:: Exercise prompt ::
State how many lines of the entries include the string "路基填筑材料等", please, leaving out everything but the number.

:: Task input ::
====

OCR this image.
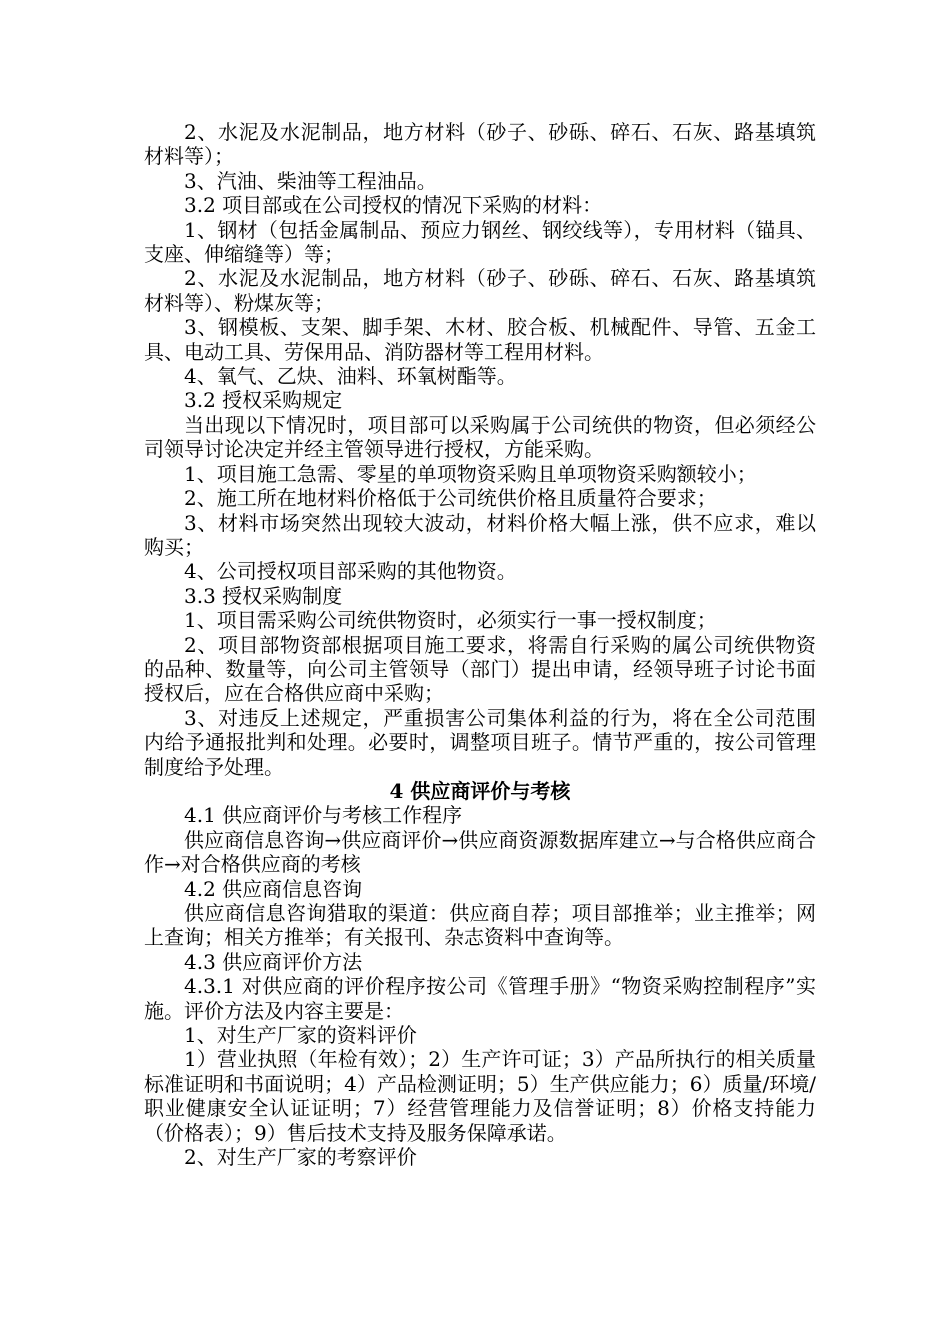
2、水泥及水泥制品，地方材料（砂子、砂砾、碎石、石灰、路基填筑材料等）；

3、汽油、柴油等工程油品。

3.2 项目部或在公司授权的情况下采购的材料：

1、钢材（包括金属制品、预应力钢丝、钢绞线等），专用材料（锚具、支座、伸缩缝等）等；

2、水泥及水泥制品，地方材料（砂子、砂砾、碎石、石灰、路基填筑材料等）、粉煤灰等；

3、钢模板、支架、脚手架、木材、胶合板、机械配件、导管、五金工具、电动工具、劳保用品、消防器材等工程用材料。

4、氧气、乙炔、油料、环氧树酯等。

3.2 授权采购规定

当出现以下情况时，项目部可以采购属于公司统供的物资，但必须经公司领导讨论决定并经主管领导进行授权，方能采购。

1、项目施工急需、零星的单项物资采购且单项物资采购额较小；

2、施工所在地材料价格低于公司统供价格且质量符合要求；

3、材料市场突然出现较大波动，材料价格大幅上涨，供不应求，难以购买；

4、公司授权项目部采购的其他物资。

3.3 授权采购制度

1、项目需采购公司统供物资时，必须实行一事一授权制度；

2、项目部物资部根据项目施工要求，将需自行采购的属公司统供物资的品种、数量等，向公司主管领导（部门）提出申请，经领导班子讨论书面授权后，应在合格供应商中采购；

3、对违反上述规定，严重损害公司集体利益的行为，将在全公司范围内给予通报批判和处理。必要时，调整项目班子。情节严重的，按公司管理制度给予处理。

4 供应商评价与考核

4.1 供应商评价与考核工作程序

供应商信息咨询→供应商评价→供应商资源数据库建立→与合格供应商合作→对合格供应商的考核

4.2 供应商信息咨询

供应商信息咨询猎取的渠道：供应商自荐；项目部推举；业主推举；网上查询；相关方推举；有关报刊、杂志资料中查询等。

4.3 供应商评价方法

4.3.1 对供应商的评价程序按公司《管理手册》“物资采购控制程序”实施。评价方法及内容主要是：

1、对生产厂家的资料评价

1）营业执照（年检有效）；2）生产许可证；3）产品所执行的相关质量标准证明和书面说明；4）产品检测证明；5）生产供应能力；6）质量/环境/职业健康安全认证证明；7）经营管理能力及信誉证明；8）价格支持能力（价格表）；9）售后技术支持及服务保障承诺。

2、对生产厂家的考察评价
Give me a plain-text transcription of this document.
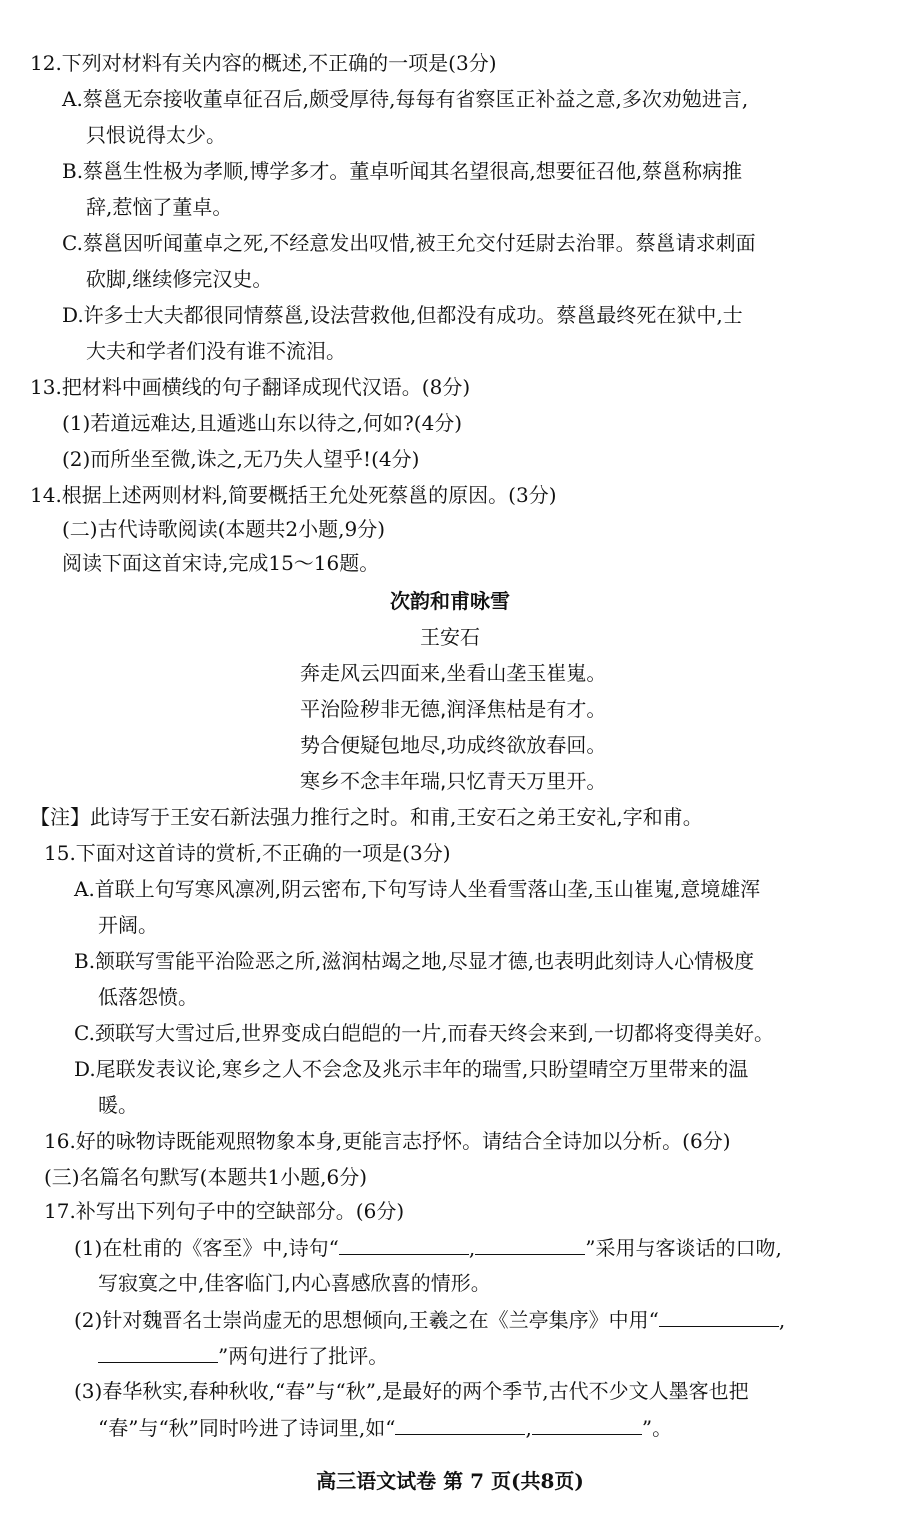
12.下列对材料有关内容的概述,不正确的一项是(3分)
A.蔡邕无奈接收董卓征召后,颇受厚待,每每有省察匡正补益之意,多次劝勉进言,
只恨说得太少。
B.蔡邕生性极为孝顺,博学多才。董卓听闻其名望很高,想要征召他,蔡邕称病推
辞,惹恼了董卓。
C.蔡邕因听闻董卓之死,不经意发出叹惜,被王允交付廷尉去治罪。蔡邕请求刺面
砍脚,继续修完汉史。
D.许多士大夫都很同情蔡邕,设法营救他,但都没有成功。蔡邕最终死在狱中,士
大夫和学者们没有谁不流泪。
13.把材料中画横线的句子翻译成现代汉语。(8分)
(1)若道远难达,且遁逃山东以待之,何如?(4分)
(2)而所坐至微,诛之,无乃失人望乎!(4分)
14.根据上述两则材料,简要概括王允处死蔡邕的原因。(3分)
(二)古代诗歌阅读(本题共2小题,9分)
阅读下面这首宋诗,完成15～16题。
次韵和甫咏雪
王安石
奔走风云四面来,坐看山垄玉崔嵬。
平治险秽非无德,润泽焦枯是有才。
势合便疑包地尽,功成终欲放春回。
寒乡不念丰年瑞,只忆青天万里开。
【注】此诗写于王安石新法强力推行之时。和甫,王安石之弟王安礼,字和甫。
15.下面对这首诗的赏析,不正确的一项是(3分)
A.首联上句写寒风凛冽,阴云密布,下句写诗人坐看雪落山垄,玉山崔嵬,意境雄浑
开阔。
B.颔联写雪能平治险恶之所,滋润枯竭之地,尽显才德,也表明此刻诗人心情极度
低落怨愤。
C.颈联写大雪过后,世界变成白皑皑的一片,而春天终会来到,一切都将变得美好。
D.尾联发表议论,寒乡之人不会念及兆示丰年的瑞雪,只盼望晴空万里带来的温
暖。
16.好的咏物诗既能观照物象本身,更能言志抒怀。请结合全诗加以分析。(6分)
(三)名篇名句默写(本题共1小题,6分)
17.补写出下列句子中的空缺部分。(6分)
(1)在杜甫的《客至》中,诗句“	,	”采用与客谈话的口吻,
写寂寞之中,佳客临门,内心喜感欣喜的情形。
(2)针对魏晋名士崇尚虚无的思想倾向,王羲之在《兰亭集序》中用“	,
”两句进行了批评。
(3)春华秋实,春种秋收,“春”与“秋”,是最好的两个季节,古代不少文人墨客也把
“春”与“秋”同时吟进了诗词里,如“	,	”。
高三语文试卷 第 7 页(共8页)
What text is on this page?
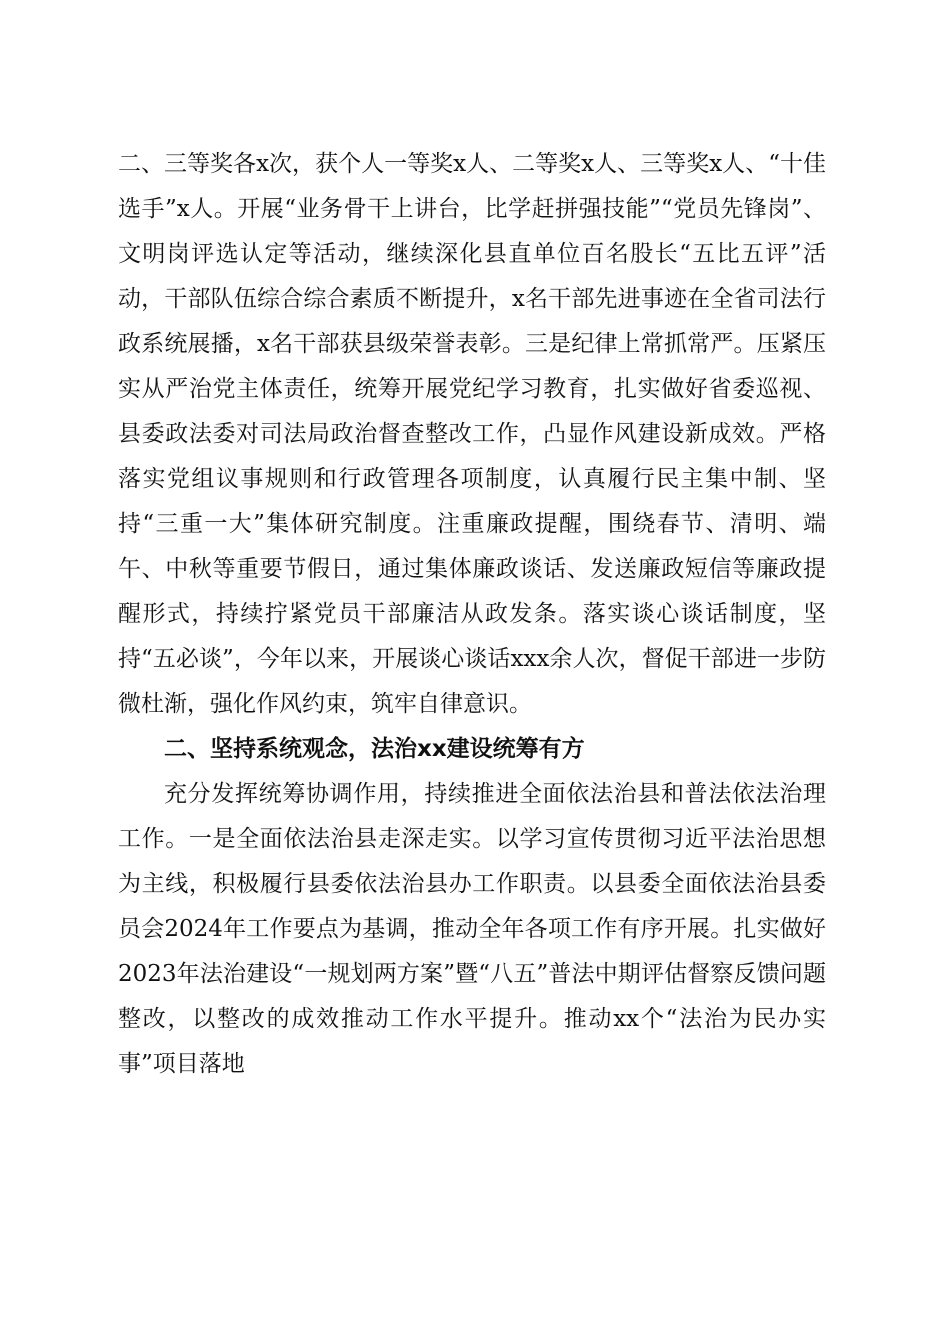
二、三等奖各x次，获个人一等奖x人、二等奖x人、三等奖x人、“十佳选手”x人。开展“业务骨干上讲台，比学赶拼强技能”“党员先锋岗”、文明岗评选认定等活动，继续深化县直单位百名股长“五比五评”活动，干部队伍综合综合素质不断提升，x名干部先进事迹在全省司法行政系统展播，x名干部获县级荣誉表彰。三是纪律上常抓常严。压紧压实从严治党主体责任，统筹开展党纪学习教育，扎实做好省委巡视、县委政法委对司法局政治督查整改工作，凸显作风建设新成效。严格落实党组议事规则和行政管理各项制度，认真履行民主集中制、坚持“三重一大”集体研究制度。注重廉政提醒，围绕春节、清明、端午、中秋等重要节假日，通过集体廉政谈话、发送廉政短信等廉政提醒形式，持续拧紧党员干部廉洁从政发条。落实谈心谈话制度，坚持“五必谈”，今年以来，开展谈心谈话xxx余人次，督促干部进一步防微杜渐，强化作风约束，筑牢自律意识。

二、坚持系统观念，法治xx建设统筹有方

充分发挥统筹协调作用，持续推进全面依法治县和普法依法治理工作。一是全面依法治县走深走实。以学习宣传贯彻习近平法治思想为主线，积极履行县委依法治县办工作职责。以县委全面依法治县委员会2024年工作要点为基调，推动全年各项工作有序开展。扎实做好2023年法治建设“一规划两方案”暨“八五”普法中期评估督察反馈问题整改，以整改的成效推动工作水平提升。推动xx个“法治为民办实事”项目落地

====

:: Worked solution ::
2